### Extracted information
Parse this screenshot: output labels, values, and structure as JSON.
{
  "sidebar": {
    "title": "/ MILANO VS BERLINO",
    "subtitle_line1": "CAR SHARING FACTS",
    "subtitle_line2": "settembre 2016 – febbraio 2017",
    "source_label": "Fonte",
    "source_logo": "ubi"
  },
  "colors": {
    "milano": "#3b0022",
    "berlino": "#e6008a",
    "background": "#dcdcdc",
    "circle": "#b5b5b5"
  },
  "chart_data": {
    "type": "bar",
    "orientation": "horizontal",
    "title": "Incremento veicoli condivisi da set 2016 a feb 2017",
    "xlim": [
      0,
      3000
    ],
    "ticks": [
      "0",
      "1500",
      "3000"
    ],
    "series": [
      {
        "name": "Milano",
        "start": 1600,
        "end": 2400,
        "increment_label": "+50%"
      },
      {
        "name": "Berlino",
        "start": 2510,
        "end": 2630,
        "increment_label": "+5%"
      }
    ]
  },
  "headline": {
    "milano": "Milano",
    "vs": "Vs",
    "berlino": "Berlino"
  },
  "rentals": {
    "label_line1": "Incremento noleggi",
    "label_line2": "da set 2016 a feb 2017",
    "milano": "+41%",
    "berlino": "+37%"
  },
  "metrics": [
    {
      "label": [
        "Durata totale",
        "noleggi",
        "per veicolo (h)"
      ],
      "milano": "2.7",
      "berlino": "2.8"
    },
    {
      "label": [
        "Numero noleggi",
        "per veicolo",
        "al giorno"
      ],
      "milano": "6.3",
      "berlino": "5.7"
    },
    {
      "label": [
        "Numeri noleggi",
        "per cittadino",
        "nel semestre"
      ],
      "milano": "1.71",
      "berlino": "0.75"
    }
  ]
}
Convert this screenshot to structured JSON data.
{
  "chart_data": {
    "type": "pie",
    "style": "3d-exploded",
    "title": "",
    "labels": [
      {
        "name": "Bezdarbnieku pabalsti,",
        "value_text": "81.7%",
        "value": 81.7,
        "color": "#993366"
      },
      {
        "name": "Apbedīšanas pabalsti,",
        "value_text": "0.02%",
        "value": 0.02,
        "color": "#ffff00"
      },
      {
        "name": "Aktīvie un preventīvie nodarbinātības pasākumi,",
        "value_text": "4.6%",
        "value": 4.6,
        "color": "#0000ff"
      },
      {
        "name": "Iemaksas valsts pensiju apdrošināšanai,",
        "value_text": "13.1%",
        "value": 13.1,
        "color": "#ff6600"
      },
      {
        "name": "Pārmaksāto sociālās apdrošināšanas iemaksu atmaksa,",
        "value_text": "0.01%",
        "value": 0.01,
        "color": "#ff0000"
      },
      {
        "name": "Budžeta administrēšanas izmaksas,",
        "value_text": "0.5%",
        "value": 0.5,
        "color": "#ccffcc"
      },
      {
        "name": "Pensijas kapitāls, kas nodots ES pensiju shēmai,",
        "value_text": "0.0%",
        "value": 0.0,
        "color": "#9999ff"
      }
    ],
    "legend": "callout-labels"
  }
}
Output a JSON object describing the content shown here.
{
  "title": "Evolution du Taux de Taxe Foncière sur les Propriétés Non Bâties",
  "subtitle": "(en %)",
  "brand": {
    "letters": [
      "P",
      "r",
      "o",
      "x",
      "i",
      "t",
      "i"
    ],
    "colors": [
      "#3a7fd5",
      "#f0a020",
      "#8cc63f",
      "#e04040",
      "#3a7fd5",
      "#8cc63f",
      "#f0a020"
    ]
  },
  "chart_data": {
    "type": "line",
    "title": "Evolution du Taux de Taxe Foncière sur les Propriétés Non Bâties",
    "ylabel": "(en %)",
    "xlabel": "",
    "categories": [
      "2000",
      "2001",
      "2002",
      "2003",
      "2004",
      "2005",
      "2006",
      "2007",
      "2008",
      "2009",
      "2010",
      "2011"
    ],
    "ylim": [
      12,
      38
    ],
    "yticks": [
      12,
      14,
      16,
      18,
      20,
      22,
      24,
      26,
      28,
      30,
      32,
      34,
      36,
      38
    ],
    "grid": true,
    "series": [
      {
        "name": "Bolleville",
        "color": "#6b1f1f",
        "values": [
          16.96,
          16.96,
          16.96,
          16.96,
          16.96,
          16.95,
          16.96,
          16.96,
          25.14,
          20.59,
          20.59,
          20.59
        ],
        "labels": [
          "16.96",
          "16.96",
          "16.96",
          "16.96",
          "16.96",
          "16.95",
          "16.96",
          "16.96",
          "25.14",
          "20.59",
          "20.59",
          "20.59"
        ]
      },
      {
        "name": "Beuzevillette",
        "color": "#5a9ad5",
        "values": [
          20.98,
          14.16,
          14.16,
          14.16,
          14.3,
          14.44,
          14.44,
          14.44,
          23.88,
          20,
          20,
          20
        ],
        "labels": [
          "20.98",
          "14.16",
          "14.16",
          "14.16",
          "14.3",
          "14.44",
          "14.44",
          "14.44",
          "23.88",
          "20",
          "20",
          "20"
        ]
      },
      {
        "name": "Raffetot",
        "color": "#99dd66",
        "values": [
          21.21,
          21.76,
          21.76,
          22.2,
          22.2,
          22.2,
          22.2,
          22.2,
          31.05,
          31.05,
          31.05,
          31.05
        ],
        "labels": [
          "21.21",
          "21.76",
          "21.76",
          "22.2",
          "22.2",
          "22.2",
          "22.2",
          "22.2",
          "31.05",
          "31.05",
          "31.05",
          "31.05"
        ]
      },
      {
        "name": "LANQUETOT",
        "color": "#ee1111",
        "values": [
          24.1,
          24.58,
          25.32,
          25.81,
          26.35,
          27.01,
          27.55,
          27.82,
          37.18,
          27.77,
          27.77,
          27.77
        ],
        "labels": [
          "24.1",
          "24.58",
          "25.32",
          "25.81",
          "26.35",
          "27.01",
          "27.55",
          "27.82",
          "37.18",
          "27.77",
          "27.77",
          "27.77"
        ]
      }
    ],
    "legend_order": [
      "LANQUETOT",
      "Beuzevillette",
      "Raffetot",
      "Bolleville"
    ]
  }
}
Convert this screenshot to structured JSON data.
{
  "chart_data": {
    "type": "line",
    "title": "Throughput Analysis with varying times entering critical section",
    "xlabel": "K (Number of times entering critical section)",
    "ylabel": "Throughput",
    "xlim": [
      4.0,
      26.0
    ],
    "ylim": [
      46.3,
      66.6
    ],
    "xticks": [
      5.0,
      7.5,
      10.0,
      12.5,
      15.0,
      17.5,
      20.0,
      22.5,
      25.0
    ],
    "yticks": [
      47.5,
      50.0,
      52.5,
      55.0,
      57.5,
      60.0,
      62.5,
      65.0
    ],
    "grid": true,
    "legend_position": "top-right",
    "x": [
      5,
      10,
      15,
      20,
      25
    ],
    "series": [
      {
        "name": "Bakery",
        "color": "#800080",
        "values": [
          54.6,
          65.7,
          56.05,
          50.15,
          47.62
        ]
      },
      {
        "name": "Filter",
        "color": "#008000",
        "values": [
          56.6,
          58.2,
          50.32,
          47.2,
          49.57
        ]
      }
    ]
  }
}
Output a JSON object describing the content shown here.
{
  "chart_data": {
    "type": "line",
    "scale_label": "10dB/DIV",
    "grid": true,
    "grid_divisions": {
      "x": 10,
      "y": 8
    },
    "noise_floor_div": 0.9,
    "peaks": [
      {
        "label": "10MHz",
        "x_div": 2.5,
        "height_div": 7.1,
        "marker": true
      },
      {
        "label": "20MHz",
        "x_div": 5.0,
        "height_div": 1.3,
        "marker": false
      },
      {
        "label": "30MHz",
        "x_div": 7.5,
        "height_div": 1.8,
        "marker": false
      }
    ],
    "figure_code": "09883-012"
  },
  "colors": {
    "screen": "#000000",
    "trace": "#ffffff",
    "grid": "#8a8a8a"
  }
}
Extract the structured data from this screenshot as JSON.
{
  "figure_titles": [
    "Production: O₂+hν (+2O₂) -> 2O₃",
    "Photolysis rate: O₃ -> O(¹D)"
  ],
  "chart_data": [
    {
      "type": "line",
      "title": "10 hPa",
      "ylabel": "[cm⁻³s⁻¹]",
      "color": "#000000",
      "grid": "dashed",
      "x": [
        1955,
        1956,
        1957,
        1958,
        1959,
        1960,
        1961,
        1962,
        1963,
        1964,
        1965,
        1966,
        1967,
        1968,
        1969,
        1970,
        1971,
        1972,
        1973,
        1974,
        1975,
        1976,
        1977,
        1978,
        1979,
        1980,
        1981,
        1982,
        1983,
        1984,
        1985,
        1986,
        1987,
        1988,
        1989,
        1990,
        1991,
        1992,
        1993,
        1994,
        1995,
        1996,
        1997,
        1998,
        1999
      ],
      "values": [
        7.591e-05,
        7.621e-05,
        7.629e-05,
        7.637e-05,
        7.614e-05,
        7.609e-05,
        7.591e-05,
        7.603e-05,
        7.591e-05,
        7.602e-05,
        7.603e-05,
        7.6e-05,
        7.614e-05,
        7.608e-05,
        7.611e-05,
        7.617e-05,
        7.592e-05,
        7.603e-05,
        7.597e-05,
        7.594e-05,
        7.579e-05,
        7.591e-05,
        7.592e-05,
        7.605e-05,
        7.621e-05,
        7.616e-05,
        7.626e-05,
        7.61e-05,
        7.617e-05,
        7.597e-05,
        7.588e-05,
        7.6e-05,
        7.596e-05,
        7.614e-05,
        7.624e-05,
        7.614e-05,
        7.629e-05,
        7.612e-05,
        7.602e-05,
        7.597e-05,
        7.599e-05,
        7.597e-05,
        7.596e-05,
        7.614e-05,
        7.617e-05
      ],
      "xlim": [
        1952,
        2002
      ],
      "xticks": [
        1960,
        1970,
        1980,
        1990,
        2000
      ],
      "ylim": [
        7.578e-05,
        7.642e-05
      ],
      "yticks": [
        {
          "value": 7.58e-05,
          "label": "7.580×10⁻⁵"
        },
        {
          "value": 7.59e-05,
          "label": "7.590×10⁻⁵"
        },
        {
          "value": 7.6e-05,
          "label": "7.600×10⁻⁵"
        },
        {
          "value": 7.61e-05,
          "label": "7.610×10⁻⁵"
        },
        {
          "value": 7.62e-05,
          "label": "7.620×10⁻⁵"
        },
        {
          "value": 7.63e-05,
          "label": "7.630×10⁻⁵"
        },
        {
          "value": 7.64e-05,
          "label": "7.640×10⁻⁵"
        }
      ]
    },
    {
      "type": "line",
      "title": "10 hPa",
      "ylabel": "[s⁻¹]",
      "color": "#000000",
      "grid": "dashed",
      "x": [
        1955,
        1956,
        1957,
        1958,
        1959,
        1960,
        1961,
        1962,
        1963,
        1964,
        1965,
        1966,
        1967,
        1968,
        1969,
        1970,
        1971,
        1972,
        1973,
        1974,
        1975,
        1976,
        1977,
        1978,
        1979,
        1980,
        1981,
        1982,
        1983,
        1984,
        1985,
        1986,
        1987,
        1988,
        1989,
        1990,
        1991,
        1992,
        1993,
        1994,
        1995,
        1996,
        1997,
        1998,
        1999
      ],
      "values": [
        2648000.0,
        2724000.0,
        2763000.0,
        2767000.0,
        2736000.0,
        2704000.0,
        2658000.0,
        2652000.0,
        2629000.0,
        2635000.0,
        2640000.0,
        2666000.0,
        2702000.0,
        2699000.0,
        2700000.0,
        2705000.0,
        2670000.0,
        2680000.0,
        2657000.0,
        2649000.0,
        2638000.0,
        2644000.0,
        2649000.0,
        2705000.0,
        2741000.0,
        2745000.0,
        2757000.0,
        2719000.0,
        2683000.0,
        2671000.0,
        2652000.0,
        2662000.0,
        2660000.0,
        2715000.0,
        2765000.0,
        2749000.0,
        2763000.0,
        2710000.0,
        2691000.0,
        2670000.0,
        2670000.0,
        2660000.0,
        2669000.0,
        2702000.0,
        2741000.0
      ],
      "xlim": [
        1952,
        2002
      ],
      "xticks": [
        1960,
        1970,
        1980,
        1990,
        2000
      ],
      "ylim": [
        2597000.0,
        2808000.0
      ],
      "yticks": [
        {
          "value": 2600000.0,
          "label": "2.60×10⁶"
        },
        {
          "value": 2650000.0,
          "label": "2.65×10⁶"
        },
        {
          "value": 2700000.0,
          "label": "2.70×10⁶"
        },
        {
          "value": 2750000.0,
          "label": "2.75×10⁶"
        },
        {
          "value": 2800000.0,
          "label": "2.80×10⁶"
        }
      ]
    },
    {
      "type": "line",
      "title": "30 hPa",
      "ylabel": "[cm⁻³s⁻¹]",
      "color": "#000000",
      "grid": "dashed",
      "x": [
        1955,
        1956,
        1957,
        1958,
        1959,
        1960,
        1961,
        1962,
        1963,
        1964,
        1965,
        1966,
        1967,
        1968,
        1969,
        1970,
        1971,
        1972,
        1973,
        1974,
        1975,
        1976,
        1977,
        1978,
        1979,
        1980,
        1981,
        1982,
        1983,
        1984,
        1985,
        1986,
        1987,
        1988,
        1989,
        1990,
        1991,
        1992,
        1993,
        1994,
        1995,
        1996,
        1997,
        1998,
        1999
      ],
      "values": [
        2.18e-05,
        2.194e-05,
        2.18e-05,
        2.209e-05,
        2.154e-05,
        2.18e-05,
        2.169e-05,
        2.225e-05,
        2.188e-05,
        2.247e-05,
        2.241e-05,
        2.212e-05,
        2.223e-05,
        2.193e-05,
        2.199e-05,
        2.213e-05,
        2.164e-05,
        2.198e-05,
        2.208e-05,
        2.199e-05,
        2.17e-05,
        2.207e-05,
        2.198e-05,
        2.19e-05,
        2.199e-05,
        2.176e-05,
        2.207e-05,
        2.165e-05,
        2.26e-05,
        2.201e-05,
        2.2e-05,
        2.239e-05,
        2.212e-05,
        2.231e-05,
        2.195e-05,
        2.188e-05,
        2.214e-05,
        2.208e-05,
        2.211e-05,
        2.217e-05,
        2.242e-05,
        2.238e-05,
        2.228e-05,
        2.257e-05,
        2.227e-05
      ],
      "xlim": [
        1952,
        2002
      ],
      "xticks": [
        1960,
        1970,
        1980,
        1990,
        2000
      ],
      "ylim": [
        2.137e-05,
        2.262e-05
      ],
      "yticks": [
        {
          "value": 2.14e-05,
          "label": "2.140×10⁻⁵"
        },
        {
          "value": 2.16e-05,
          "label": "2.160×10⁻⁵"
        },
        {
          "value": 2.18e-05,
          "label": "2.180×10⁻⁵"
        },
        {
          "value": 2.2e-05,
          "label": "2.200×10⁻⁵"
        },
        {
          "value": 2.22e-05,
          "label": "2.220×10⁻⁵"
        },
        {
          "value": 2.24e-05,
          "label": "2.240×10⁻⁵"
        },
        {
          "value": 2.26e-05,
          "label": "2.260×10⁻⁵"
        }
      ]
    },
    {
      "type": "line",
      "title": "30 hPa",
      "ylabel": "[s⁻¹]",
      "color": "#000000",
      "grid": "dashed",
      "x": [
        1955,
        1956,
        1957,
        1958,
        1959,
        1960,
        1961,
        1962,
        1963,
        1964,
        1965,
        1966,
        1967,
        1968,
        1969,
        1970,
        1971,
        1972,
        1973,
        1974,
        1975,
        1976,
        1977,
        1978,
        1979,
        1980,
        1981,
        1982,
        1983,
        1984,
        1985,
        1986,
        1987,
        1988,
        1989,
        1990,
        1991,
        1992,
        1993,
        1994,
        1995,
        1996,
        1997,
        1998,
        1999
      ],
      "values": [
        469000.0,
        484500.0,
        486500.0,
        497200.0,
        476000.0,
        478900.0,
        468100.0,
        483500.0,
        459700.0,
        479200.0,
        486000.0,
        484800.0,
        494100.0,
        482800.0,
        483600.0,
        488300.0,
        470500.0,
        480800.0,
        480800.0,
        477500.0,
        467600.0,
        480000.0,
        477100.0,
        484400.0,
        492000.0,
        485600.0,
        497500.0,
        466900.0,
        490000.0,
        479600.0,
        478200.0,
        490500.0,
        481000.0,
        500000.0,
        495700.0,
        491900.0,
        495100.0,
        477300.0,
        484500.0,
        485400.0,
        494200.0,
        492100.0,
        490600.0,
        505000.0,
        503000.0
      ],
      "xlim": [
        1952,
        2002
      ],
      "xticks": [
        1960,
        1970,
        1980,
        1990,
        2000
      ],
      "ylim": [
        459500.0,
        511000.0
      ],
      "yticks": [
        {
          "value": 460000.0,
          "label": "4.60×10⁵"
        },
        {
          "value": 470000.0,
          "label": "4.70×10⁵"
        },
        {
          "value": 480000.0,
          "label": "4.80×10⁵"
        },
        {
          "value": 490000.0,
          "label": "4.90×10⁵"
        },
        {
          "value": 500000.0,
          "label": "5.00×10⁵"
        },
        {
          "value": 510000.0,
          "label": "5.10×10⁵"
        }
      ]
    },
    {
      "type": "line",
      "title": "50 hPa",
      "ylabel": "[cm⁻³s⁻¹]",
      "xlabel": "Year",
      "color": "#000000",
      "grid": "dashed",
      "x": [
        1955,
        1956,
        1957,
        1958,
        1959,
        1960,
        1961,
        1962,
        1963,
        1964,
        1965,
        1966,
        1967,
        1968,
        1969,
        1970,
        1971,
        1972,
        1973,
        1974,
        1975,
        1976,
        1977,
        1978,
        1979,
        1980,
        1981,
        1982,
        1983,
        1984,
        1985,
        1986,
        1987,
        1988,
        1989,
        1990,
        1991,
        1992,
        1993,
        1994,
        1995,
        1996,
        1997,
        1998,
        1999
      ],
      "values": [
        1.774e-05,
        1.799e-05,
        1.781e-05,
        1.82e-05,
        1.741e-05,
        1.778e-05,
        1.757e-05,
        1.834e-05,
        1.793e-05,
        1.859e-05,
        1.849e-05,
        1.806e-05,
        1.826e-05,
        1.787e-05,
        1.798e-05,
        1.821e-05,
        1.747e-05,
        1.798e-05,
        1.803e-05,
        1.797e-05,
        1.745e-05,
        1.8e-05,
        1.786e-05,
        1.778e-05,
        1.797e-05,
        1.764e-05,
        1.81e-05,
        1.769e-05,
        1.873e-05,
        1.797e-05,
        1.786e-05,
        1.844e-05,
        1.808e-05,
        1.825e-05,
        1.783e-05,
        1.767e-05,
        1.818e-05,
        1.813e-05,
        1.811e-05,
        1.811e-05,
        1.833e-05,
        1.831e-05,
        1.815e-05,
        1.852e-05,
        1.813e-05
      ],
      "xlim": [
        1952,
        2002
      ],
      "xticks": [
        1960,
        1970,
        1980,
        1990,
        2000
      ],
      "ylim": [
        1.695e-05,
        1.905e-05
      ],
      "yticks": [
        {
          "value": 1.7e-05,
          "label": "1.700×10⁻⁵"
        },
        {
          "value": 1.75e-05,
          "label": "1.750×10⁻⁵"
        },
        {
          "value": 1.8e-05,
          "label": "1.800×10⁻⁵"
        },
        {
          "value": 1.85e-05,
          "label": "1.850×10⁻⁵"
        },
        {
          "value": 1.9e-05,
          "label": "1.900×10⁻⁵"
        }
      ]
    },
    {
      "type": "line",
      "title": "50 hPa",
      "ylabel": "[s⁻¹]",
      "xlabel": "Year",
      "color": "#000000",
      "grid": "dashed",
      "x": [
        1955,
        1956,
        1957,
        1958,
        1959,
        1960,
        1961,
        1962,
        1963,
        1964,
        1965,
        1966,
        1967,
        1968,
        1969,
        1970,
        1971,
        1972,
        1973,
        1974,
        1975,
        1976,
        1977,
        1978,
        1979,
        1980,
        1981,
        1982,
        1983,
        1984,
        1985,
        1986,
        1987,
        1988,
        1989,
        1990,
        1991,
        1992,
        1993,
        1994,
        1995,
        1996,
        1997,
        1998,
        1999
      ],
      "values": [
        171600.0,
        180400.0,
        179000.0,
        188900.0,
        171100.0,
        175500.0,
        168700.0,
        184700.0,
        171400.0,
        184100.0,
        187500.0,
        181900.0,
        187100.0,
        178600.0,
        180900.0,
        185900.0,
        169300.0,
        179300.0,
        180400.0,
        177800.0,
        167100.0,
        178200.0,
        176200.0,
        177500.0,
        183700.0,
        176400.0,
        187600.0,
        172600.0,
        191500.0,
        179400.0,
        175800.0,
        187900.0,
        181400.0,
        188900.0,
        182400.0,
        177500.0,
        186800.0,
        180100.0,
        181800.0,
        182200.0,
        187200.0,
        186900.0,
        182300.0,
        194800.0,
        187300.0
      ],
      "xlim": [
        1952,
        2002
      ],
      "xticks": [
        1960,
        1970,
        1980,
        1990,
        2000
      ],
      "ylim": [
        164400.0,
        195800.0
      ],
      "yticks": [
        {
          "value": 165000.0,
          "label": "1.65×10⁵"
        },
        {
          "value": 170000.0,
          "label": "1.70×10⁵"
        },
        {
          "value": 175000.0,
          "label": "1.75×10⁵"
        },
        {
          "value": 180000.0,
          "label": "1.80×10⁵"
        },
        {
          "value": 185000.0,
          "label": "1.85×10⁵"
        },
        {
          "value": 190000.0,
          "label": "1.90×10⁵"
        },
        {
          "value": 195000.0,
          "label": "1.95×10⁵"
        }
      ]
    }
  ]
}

### Exercise requirements
Take every line from the data above that holds "Taux" and copy it out.

### Full answer
  "title": "Evolution du Taux de Taxe Foncière sur les Propriétés Non Bâties",
    "title": "Evolution du Taux de Taxe Foncière sur les Propriétés Non Bâties",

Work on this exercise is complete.